--- start ---

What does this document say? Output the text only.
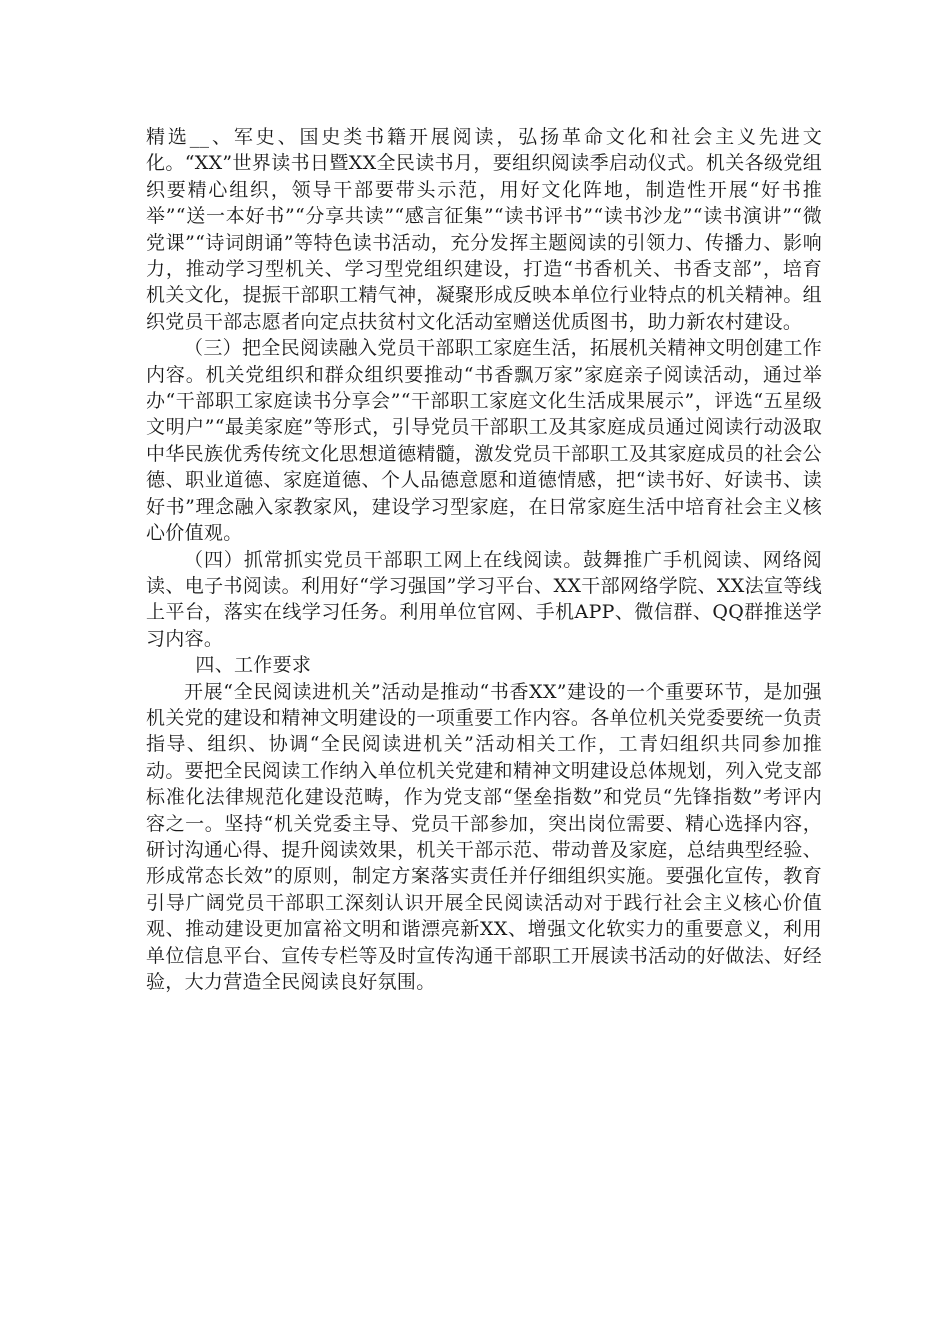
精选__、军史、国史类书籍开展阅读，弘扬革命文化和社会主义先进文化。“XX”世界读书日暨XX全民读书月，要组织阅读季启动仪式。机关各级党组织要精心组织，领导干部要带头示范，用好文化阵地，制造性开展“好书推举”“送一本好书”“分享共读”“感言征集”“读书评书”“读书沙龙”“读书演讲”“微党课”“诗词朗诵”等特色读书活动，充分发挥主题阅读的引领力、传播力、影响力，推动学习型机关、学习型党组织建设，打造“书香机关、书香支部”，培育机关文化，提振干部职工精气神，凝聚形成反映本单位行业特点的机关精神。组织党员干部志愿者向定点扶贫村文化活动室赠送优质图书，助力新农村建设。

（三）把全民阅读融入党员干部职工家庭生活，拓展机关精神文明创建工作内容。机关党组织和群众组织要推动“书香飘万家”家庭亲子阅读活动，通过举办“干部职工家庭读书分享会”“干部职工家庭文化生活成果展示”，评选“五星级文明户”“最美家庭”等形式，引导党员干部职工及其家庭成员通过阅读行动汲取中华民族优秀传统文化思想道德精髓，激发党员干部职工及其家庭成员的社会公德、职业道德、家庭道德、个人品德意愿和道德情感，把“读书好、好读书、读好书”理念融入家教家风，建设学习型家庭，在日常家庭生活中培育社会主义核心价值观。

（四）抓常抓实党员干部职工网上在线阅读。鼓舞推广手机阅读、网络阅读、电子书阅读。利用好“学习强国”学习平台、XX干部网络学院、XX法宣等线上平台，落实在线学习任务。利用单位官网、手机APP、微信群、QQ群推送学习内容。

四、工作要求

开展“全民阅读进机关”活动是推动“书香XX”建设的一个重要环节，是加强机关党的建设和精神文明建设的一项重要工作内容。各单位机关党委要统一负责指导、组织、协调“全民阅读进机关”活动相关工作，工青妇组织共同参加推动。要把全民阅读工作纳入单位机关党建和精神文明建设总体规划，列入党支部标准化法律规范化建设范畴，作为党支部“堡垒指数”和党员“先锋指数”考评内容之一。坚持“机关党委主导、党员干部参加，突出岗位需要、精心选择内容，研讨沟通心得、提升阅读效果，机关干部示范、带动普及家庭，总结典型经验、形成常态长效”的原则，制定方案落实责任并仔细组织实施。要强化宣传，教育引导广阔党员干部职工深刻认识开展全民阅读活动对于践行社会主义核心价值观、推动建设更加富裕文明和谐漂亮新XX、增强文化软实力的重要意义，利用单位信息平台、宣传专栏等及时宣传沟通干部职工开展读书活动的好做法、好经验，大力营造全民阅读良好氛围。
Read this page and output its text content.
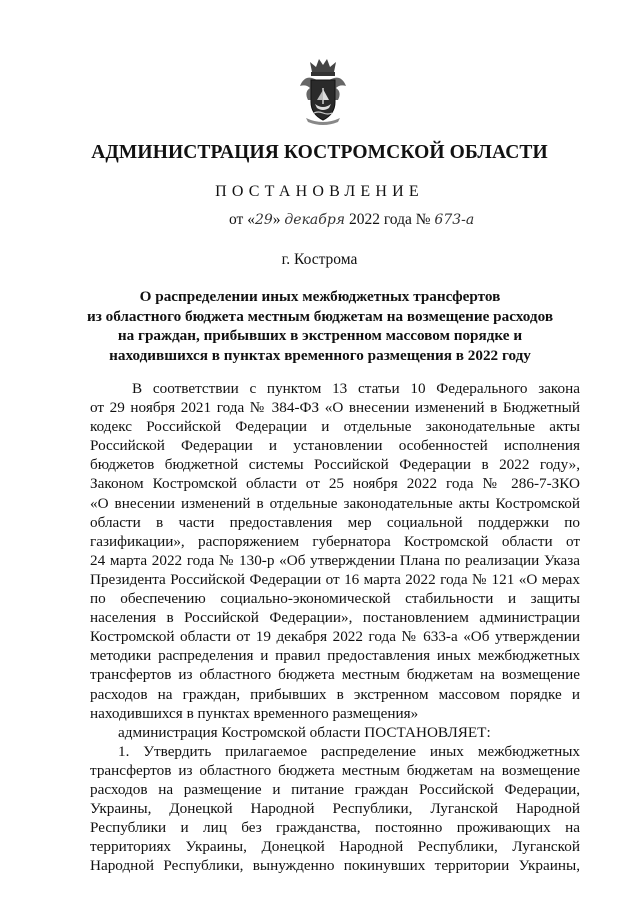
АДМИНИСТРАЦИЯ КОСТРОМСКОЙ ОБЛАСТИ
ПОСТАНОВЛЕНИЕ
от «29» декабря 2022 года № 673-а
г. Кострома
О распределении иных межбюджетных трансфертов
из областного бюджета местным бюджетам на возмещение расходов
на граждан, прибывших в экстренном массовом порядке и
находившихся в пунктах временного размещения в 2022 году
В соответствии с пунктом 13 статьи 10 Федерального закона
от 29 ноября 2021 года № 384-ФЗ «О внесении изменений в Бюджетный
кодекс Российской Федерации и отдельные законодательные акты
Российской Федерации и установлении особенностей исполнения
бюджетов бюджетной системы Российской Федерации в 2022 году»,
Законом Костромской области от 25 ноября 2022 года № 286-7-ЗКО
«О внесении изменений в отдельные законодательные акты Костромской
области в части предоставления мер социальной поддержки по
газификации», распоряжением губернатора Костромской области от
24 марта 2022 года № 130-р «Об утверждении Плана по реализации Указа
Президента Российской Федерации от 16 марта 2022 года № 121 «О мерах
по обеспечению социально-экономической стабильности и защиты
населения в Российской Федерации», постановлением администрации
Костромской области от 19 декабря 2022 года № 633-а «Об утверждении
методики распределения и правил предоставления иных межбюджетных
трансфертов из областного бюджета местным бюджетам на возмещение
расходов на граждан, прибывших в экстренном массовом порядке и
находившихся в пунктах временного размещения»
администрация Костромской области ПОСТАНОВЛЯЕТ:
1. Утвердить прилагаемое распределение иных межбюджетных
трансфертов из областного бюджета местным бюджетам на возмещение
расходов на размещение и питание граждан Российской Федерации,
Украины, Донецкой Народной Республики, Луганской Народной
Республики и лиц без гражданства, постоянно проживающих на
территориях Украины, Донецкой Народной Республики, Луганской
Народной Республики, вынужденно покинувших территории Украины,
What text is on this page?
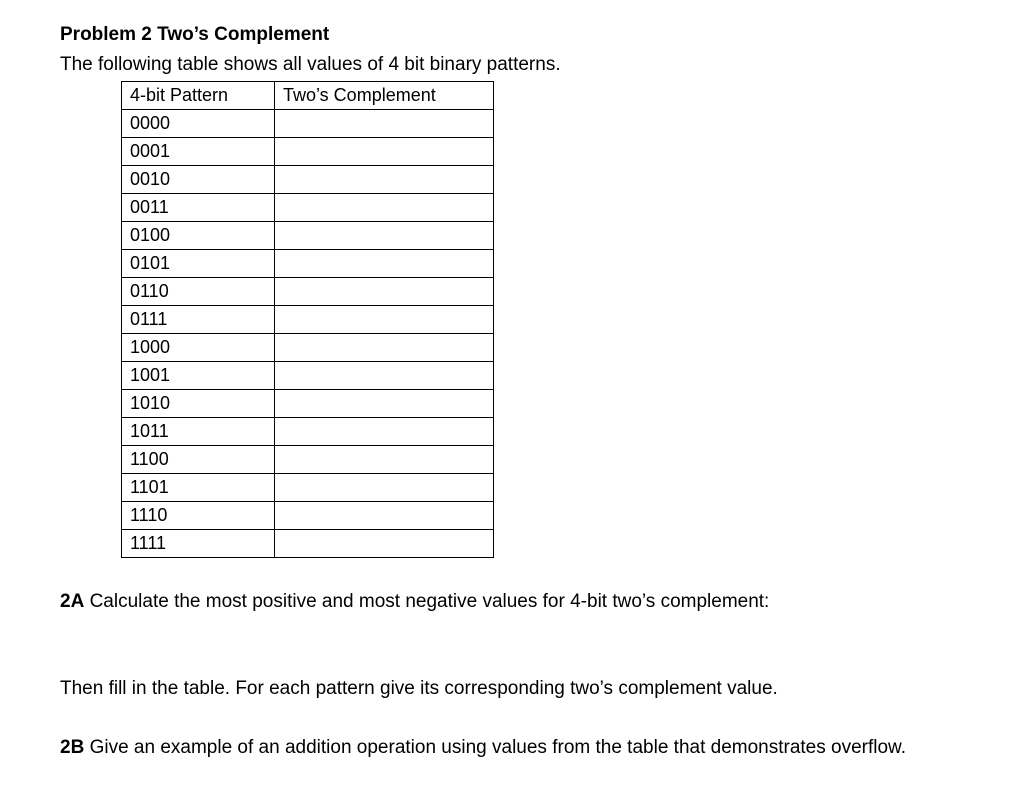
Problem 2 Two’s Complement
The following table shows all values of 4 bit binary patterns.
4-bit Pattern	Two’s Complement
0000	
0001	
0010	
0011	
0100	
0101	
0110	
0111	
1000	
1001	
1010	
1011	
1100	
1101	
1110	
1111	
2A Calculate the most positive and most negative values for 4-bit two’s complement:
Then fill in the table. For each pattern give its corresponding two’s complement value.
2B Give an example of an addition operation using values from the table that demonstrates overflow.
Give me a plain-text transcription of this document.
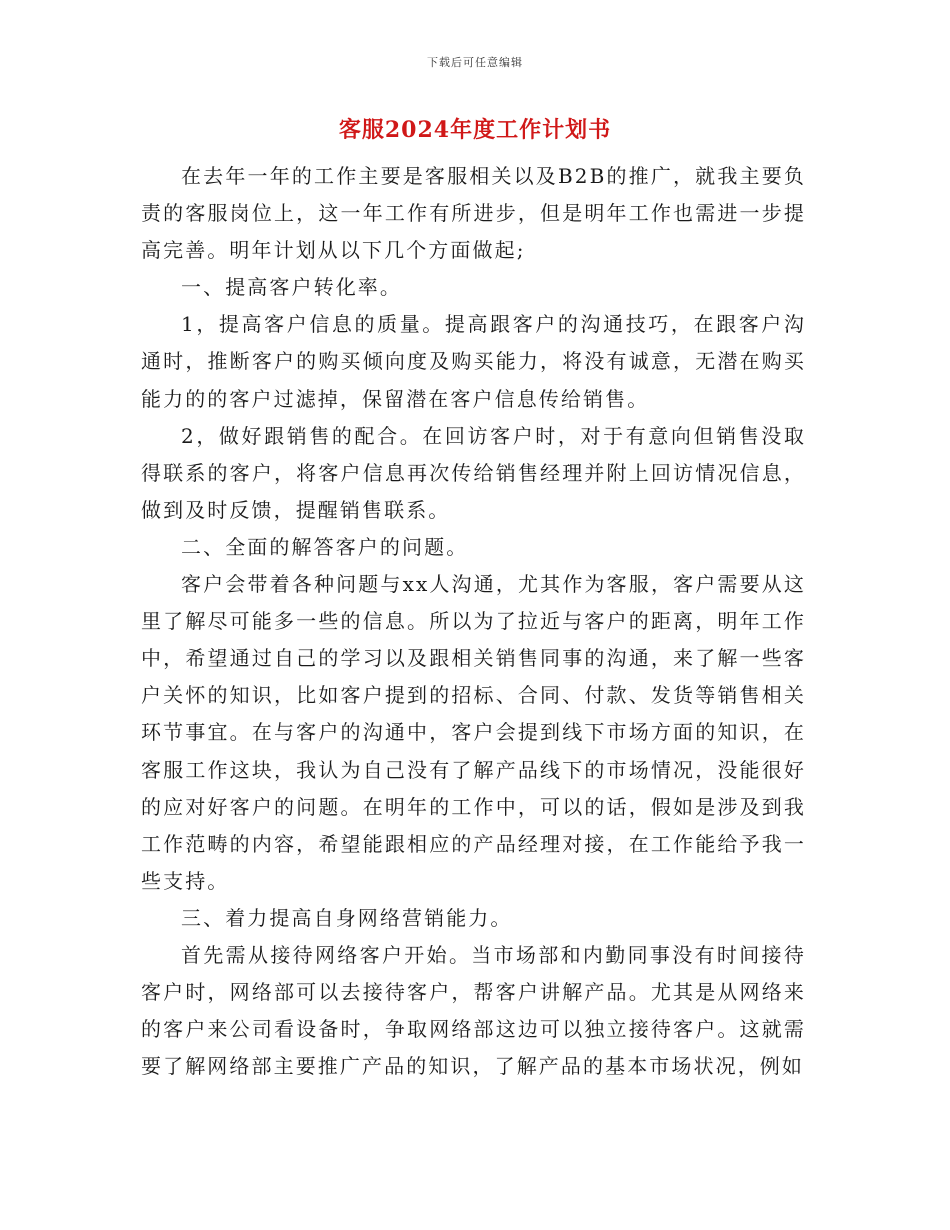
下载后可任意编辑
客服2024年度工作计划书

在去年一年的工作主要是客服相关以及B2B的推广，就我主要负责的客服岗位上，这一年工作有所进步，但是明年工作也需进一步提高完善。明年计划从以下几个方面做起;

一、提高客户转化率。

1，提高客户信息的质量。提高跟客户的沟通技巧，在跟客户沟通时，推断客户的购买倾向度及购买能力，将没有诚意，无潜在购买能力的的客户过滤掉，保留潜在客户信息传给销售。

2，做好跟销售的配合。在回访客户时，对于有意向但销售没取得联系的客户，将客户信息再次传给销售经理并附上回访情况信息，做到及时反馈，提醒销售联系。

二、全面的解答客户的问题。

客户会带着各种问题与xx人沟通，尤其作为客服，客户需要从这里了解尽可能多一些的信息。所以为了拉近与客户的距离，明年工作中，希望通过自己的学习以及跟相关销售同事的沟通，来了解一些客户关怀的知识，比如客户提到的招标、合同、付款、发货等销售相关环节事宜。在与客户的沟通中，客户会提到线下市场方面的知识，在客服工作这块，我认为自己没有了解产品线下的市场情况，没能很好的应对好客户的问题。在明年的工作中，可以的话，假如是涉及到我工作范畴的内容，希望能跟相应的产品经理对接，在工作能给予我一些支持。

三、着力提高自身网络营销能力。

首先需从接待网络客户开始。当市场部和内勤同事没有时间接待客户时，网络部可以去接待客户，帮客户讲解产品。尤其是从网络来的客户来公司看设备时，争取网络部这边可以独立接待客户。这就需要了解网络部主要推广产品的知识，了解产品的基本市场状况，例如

--- end ---

Exercise details —
Give back word for word the lines from the one containing "What text is on this page?" through the final line of the data above. Pictures are to be left out.

Task solution —
What text is on this page?
Problem 2 Two’s Complement
The following table shows all values of 4 bit binary patterns.
4-bit Pattern	Two’s Complement
0000	
0001	
0010	
0011	
0100	
0101	
0110	
0111	
1000	
1001	
1010	
1011	
1100	
1101	
1110	
1111	
2A Calculate the most positive and most negative values for 4-bit two’s complement:
Then fill in the table. For each pattern give its corresponding two’s complement value.
2B Give an example of an addition operation using values from the table that demonstrates overflow.
Give me a plain-text transcription of this document.
下载后可任意编辑
客服2024年度工作计划书

在去年一年的工作主要是客服相关以及B2B的推广，就我主要负责的客服岗位上，这一年工作有所进步，但是明年工作也需进一步提高完善。明年计划从以下几个方面做起;

一、提高客户转化率。

1，提高客户信息的质量。提高跟客户的沟通技巧，在跟客户沟通时，推断客户的购买倾向度及购买能力，将没有诚意，无潜在购买能力的的客户过滤掉，保留潜在客户信息传给销售。

2，做好跟销售的配合。在回访客户时，对于有意向但销售没取得联系的客户，将客户信息再次传给销售经理并附上回访情况信息，做到及时反馈，提醒销售联系。

二、全面的解答客户的问题。

客户会带着各种问题与xx人沟通，尤其作为客服，客户需要从这里了解尽可能多一些的信息。所以为了拉近与客户的距离，明年工作中，希望通过自己的学习以及跟相关销售同事的沟通，来了解一些客户关怀的知识，比如客户提到的招标、合同、付款、发货等销售相关环节事宜。在与客户的沟通中，客户会提到线下市场方面的知识，在客服工作这块，我认为自己没有了解产品线下的市场情况，没能很好的应对好客户的问题。在明年的工作中，可以的话，假如是涉及到我工作范畴的内容，希望能跟相应的产品经理对接，在工作能给予我一些支持。

三、着力提高自身网络营销能力。

首先需从接待网络客户开始。当市场部和内勤同事没有时间接待客户时，网络部可以去接待客户，帮客户讲解产品。尤其是从网络来的客户来公司看设备时，争取网络部这边可以独立接待客户。这就需要了解网络部主要推广产品的知识，了解产品的基本市场状况，例如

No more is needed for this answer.